> **Arbeitsanweisungen**
**A.** Schreiben Sie aus dem Text über Cloud-Lösungen den Abschnitt von „Das ist das“ bis „das so bleiben?“ wortgetreu ab.
**B.** Ergänzen Sie den Text über Cloud-Lösungen um den nächsten Abschnitt, der an seinen letzten Satz anschließt.

> **Vorliegender Text**
Wenn man es nicht weiß, dann sind die zeitgemäßen, aktuellen Cloud-Lösungen sicher die bessere Wahl. Auch, weil man dann mit Release Management, Upgrades und all diesen Themen überhaupt nichts mehr zu tun hat. Man bezieht Compute und Storage „aus der Steckdose“. Die berechtigte Frage, die sich Unternehmen und Organisationen stellen sollten, ist, ob es ihre Kernaufgabe ist, solche Plattformen selbst zu betreiben, oder ob es nicht klüger ist, diese Verantwortung abzugeben.
Das ist auch ein buchhalterisches Thema, oder?
Das ist das Nächste, ich habe keine Capex (Anm.: Investitionsausgaben) sondern Opex, also Operational Expanses, und kann damit meine eigenen Finanzprozesse anders steuern. Hier gibt es meinerseits einen kleinen Kritikpunkt, weil die Investitionsprämie der österreichischen Regierung war natürlich sehr stark auf Investitionen bezogen und da waren Cloud-Dienste nicht inbegriffen. Da gibt es noch einen kleinen Nachschärfungsbedarf.
Am Schluss würde ich noch einmal zum Mitarbeiter-Thema zurückkommen. Auch bei Ihnen sind viele noch im Homeoffice. Wird das so bleiben?

> **Datenauszüge**
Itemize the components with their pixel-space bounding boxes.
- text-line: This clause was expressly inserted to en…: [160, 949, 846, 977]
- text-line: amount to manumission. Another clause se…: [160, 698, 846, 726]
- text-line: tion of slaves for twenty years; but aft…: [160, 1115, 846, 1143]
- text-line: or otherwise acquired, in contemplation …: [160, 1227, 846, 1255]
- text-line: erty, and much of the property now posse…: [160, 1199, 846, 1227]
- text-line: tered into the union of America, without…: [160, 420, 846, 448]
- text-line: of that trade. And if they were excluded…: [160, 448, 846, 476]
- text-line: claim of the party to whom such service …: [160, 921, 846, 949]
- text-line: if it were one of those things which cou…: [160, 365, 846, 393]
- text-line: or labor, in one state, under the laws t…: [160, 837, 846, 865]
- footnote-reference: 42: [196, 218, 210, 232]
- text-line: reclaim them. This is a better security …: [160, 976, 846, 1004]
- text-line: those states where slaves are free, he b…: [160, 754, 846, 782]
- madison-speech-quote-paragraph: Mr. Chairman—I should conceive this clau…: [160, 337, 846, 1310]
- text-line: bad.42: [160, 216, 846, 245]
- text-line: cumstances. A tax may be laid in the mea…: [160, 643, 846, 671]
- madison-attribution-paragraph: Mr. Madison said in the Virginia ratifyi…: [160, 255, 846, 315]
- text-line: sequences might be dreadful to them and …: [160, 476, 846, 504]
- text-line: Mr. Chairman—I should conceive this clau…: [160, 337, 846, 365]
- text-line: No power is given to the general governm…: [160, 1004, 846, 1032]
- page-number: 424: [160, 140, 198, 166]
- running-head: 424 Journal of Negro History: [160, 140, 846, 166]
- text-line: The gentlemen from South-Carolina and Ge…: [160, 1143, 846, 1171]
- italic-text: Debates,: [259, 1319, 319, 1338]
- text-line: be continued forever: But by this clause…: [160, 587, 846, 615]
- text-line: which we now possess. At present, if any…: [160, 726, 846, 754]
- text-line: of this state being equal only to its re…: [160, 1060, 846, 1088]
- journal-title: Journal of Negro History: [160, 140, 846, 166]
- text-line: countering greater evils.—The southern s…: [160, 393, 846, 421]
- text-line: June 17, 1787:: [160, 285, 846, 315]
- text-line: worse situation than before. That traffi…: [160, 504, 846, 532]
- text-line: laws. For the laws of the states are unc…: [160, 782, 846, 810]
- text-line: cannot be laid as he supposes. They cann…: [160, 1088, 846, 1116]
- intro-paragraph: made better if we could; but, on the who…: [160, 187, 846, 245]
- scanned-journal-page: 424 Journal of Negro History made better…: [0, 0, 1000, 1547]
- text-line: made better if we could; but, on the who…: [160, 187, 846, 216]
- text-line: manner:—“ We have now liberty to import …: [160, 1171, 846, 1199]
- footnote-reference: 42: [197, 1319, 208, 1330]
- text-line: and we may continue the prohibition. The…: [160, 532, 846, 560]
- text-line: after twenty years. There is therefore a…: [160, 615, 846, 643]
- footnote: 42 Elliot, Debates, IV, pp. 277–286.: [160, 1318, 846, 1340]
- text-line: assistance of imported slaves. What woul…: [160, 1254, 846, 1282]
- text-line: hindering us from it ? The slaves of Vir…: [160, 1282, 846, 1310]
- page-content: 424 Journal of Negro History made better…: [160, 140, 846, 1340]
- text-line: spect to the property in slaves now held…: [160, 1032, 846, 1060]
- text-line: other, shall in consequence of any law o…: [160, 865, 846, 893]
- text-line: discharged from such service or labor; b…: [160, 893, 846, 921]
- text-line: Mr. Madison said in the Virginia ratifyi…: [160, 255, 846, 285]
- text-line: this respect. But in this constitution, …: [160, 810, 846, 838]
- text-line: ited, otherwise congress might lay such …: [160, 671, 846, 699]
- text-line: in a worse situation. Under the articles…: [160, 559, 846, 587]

> **Lösungen je Aufgabe**
**A.**
Das ist das Nächste, ich habe keine Capex (Anm.: Investitionsausgaben) sondern Opex, also Operational Expanses, und kann damit meine eigenen Finanzprozesse anders steuern. Hier gibt es meinerseits einen kleinen Kritikpunkt, weil die Investitionsprämie der österreichischen Regierung war natürlich sehr stark auf Investitionen bezogen und da waren Cloud-Dienste nicht inbegriffen. Da gibt es noch einen kleinen Nachschärfungsbedarf.
Am Schluss würde ich noch einmal zum Mitarbeiter-Thema zurückkommen. Auch bei Ihnen sind viele noch im Homeoffice. Wird das so bleiben?

**B.**
Ich glaube generell, dass man dort, wo es Sinn macht – bei Co-Creation, Team-Meetings, wenn es darum geht, sich gegenseitig zu sehen und zu spüren – die Büroinfrastruktur wieder verstärkt nutzen sollte. Ich halte nichts davon, ein Heer von Hunderten Freelancern zuhause vor den Schirmen zu haben, weil dadurch der Bezug zum Unternehmen verloren geht. Es gibt so etwas wie eine T-Systems-Familie, eine „Unter-der-Woche-Familie“, wie es die Mitarbeiterinnen und Mitarbeiter nennen. Wir müssen jetzt wieder in diesen Familiengeist investieren. Sonst fehlt etwas. Wenn ich an unsere Sinne denke, das Sehen, das Spüren, das Sprechen, dann sind Videokonferenzen da eine trennende Barriere. Es funktioniert, wir haben das alle gesehen, aber wenn es zum Beispiel um das Onboarding neuer Mitarbeiter geht, dann ist es wichtig, dass man sich sieht. Man kann Firmenwerte anders transportieren, wenn man Face-to-Face mit Kunden zusammenkommt – oder auch die Mitarbeiterinnen und Mitarbeiter untereinander.
Der sogenannte „war for talents“ grätscht da gerade ein bisschen hinein. Firmen ködern wechselwillige Mitarbeiter mit dem Versprechen, dass sie bei ihnen eben nicht ins Büro kommen müssen, sondern im Homeoffice bleiben können.
Ich bin kein Homeoffice-Gegner geworden in den letzten Wochen, ganz im Gegenteil. Homeoffice ist gekommen um zu bleiben. Aber in einem vernünftigen Mix wird man wieder das Beste aus beiden Welten kombinieren – für die Generierung neuer Ideen, für Dinge, die Spaß machen, ein bisschen Tratsch, all das, was das Büroleben eben auch ausmacht. Für den Entwicklungsprozess neuer Lösungen ist das persönliche Zusammenkommen meines Erachtens ganz wichtig.
Ob – wenn ich das so verallgemeinernd sagen darf – „unsere Generation“ da nicht etwas altmodisch ist?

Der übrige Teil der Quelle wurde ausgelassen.